== Given request ==
Hunt for the word "July" across the entries below, copying each line that holds it.

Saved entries
%%

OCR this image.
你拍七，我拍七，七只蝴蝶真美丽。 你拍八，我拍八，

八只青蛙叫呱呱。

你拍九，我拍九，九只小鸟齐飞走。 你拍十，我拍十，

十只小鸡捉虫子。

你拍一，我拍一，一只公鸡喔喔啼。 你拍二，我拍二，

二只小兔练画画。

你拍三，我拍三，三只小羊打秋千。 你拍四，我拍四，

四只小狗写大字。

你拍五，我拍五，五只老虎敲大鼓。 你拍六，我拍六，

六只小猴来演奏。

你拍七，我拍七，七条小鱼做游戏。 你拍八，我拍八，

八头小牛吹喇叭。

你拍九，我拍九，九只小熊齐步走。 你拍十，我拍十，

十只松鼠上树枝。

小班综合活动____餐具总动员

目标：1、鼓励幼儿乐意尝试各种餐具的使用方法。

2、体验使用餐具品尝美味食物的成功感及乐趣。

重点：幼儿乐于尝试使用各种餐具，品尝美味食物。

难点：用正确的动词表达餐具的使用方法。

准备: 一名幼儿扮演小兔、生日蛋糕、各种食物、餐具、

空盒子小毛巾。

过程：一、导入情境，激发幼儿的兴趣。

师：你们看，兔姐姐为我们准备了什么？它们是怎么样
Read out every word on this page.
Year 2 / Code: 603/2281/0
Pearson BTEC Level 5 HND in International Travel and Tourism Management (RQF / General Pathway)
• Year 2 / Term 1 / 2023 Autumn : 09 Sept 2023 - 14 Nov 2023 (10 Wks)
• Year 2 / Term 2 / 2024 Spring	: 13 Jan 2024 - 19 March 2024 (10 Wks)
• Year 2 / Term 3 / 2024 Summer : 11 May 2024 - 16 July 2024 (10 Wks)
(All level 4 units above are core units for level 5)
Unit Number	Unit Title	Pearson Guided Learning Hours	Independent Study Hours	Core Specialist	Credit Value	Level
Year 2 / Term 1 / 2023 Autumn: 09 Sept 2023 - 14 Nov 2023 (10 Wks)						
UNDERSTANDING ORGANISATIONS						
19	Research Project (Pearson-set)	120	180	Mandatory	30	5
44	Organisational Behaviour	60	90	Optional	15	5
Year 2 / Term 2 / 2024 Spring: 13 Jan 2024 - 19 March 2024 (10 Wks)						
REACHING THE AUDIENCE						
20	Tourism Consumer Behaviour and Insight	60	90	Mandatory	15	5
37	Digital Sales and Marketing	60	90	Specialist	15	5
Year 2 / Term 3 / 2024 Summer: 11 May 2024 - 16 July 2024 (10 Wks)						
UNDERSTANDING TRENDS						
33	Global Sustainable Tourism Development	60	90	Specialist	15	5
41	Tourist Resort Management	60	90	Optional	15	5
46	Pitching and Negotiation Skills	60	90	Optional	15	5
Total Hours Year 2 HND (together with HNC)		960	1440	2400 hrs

%%

== Written solution ==
• Year 2 / Term 3 / 2024 Summer : 11 May 2024 - 16 July 2024 (10 Wks)
Year 2 / Term 3 / 2024 Summer: 11 May 2024 - 16 July 2024 (10 Wks)						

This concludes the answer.